*PROBLEM REQUIREMENTS:*
List all lines of the data containing the word "drahé".

Dataset items
-------------------------

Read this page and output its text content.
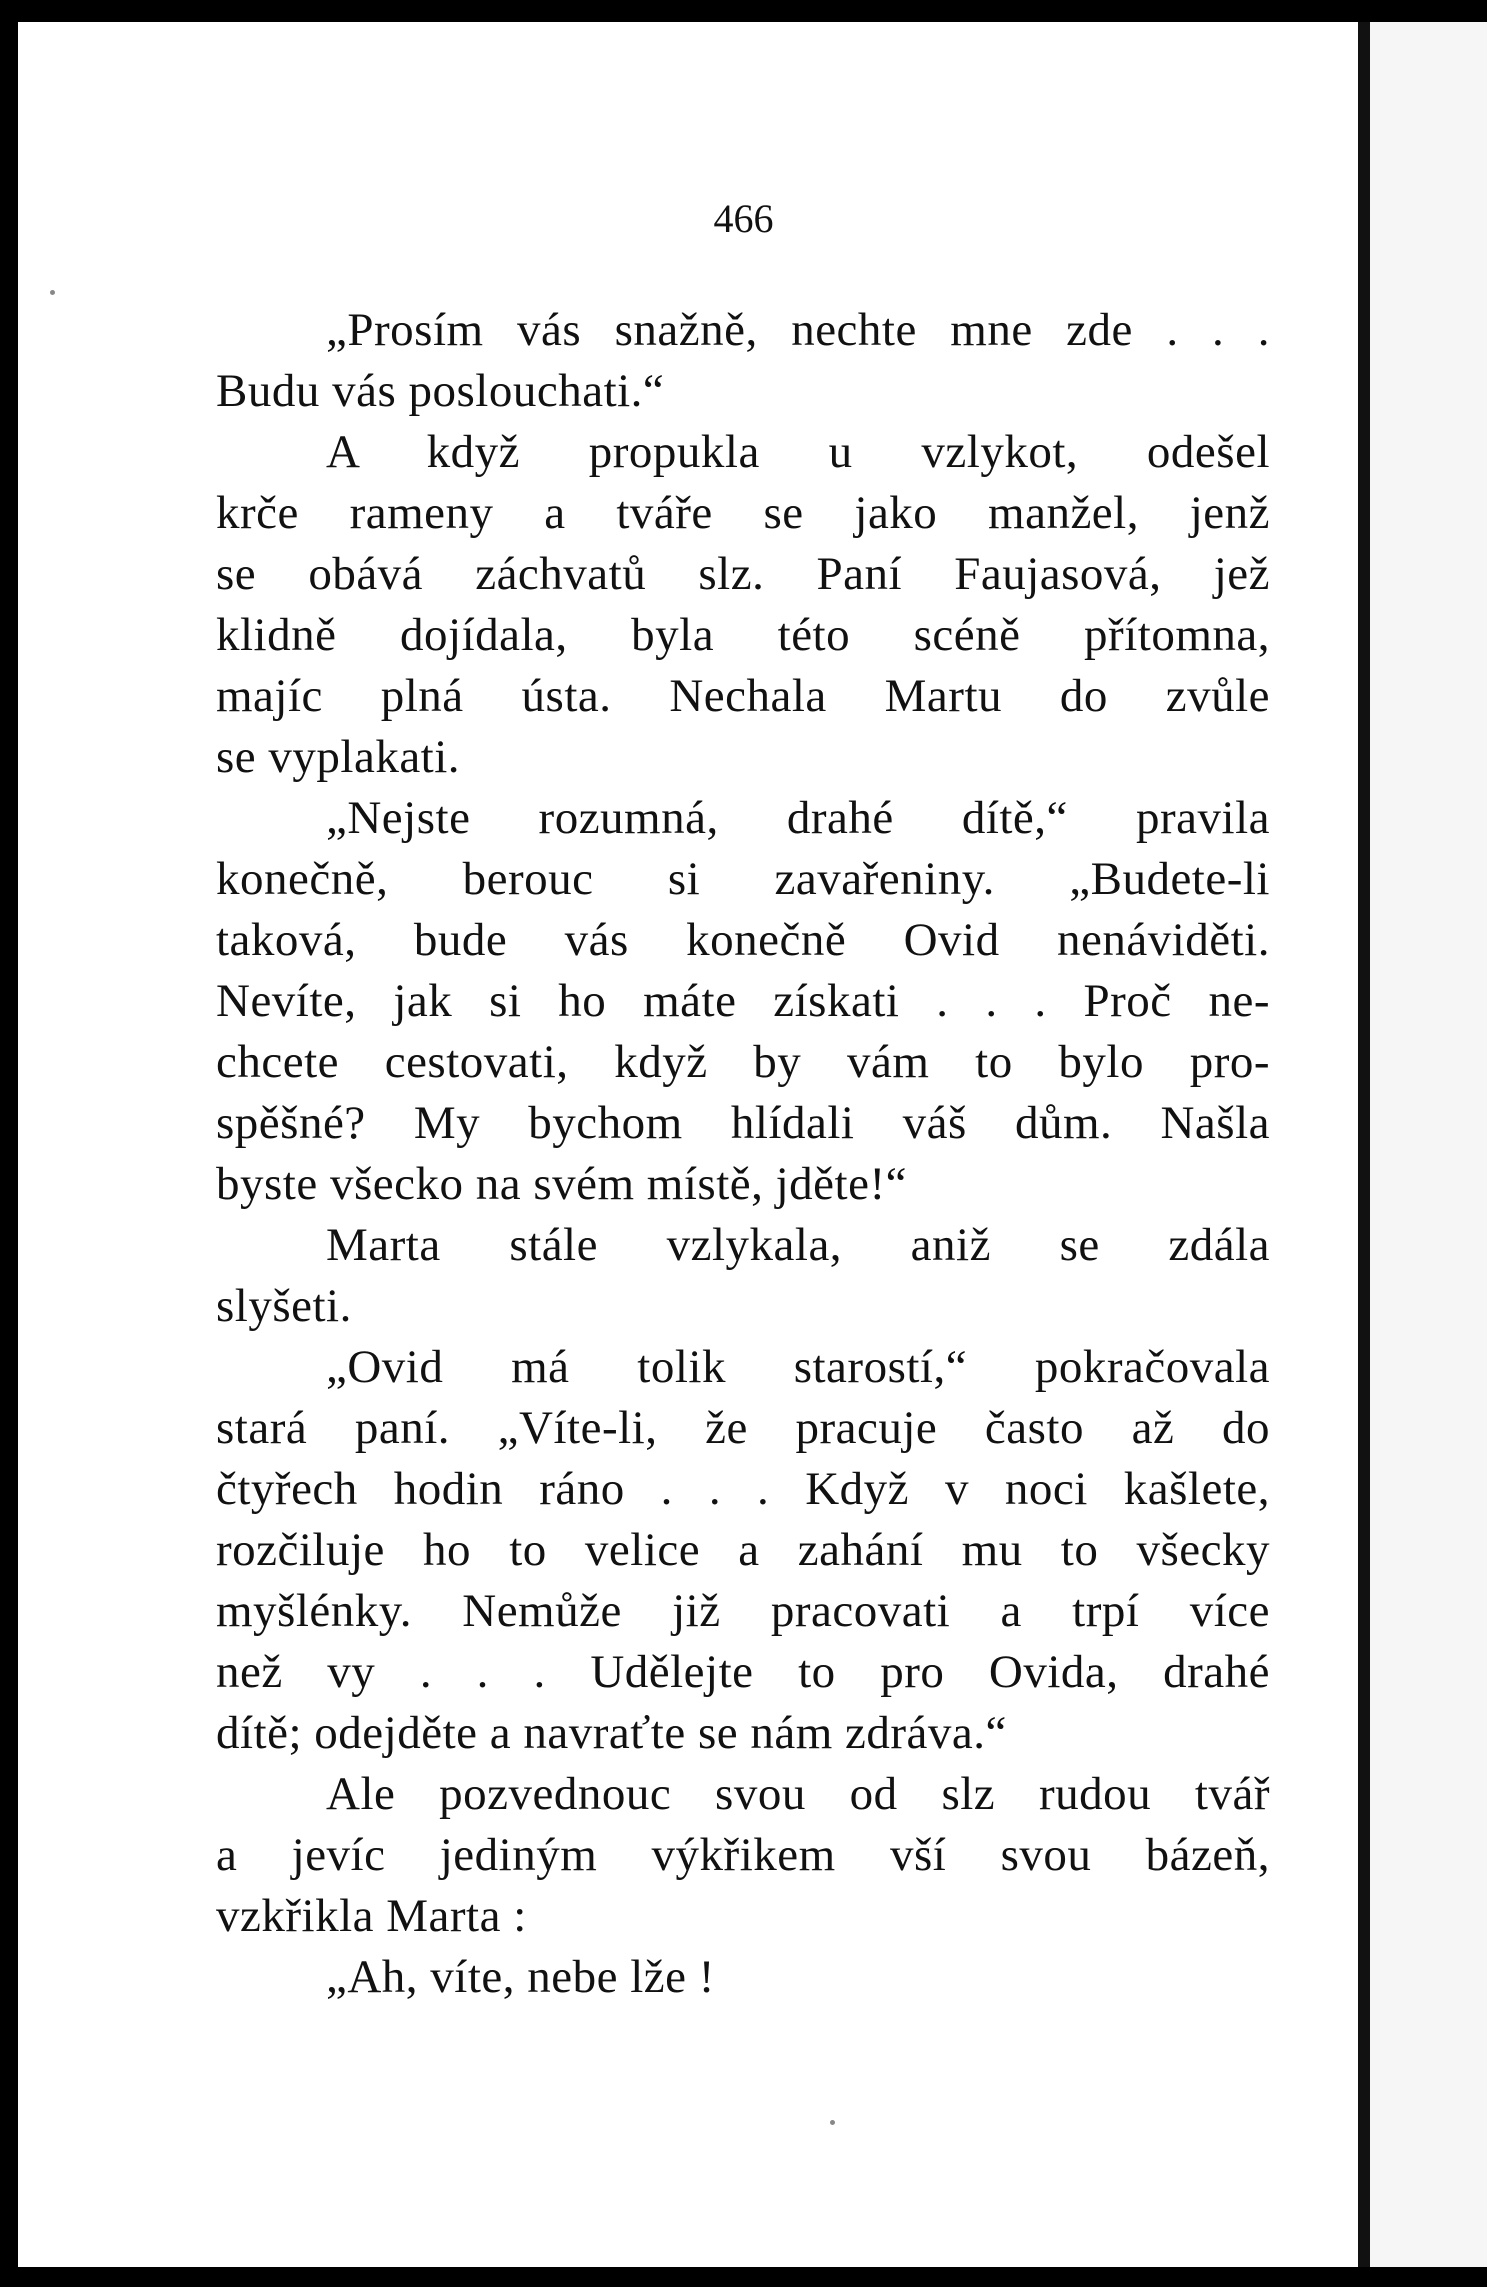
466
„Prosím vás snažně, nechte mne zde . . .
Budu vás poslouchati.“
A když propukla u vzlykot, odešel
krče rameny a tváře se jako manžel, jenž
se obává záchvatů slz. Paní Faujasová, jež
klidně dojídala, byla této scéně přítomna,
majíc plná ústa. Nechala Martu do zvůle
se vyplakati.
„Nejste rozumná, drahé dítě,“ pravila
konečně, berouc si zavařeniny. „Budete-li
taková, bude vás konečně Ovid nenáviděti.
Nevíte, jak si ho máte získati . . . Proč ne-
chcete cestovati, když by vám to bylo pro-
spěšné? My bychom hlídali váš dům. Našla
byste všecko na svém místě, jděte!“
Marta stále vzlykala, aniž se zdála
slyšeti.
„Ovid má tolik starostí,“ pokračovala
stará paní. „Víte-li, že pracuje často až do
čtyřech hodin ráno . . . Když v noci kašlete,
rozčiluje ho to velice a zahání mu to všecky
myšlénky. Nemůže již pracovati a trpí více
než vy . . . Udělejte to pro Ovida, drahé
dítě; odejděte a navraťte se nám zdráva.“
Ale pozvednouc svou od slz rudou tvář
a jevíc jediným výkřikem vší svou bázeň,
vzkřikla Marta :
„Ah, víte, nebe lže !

-------------------------

*RESPONSE BELOW:*
„Nejste rozumná, drahé dítě,“ pravila
než vy . . . Udělejte to pro Ovida, drahé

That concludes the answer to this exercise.